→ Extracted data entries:
++++++++++++++++++++
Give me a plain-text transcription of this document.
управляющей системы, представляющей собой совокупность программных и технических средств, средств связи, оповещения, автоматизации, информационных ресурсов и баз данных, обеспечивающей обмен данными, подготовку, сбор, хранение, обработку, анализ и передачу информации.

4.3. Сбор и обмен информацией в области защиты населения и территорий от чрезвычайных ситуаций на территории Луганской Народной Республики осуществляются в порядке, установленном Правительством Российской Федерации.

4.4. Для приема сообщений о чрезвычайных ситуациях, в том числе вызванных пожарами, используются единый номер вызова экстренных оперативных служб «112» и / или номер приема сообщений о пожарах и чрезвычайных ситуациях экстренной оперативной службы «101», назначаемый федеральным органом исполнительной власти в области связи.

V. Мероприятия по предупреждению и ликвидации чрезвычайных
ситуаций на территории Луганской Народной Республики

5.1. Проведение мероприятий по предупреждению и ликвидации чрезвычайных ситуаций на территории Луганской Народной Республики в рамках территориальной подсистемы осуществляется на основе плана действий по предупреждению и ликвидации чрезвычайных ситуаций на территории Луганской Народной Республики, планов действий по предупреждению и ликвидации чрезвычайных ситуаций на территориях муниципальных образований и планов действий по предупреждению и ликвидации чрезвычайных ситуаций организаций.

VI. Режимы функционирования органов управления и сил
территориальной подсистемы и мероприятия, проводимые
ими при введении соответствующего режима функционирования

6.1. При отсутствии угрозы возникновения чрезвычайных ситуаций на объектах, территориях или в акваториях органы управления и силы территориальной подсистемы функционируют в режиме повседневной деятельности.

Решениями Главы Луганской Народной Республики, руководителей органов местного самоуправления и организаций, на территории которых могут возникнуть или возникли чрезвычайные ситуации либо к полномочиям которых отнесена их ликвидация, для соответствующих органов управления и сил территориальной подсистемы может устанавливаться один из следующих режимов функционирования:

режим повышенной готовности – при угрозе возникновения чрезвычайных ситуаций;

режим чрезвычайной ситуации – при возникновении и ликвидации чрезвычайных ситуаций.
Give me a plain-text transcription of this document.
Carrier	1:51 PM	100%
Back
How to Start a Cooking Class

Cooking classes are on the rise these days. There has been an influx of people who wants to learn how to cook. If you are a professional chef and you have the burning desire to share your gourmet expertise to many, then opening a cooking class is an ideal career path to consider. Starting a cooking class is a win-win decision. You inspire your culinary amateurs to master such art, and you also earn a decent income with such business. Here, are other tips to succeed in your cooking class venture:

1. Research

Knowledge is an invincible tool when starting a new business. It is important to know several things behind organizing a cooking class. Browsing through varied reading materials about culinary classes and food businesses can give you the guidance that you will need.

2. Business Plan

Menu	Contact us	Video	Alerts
++++++++++++++++++++
→ What you should do: Pick out every line with the string "ликвидации" and copy it.

→ Result:
V. Мероприятия по предупреждению и ликвидации чрезвычайных
5.1. Проведение мероприятий по предупреждению и ликвидации чрезвычайных ситуаций на территории Луганской Народной Республики в рамках территориальной подсистемы осуществляется на основе плана действий по предупреждению и ликвидации чрезвычайных ситуаций на территории Луганской Народной Республики, планов действий по предупреждению и ликвидации чрезвычайных ситуаций на территориях муниципальных образований и планов действий по предупреждению и ликвидации чрезвычайных ситуаций организаций.
режим чрезвычайной ситуации – при возникновении и ликвидации чрезвычайных ситуаций.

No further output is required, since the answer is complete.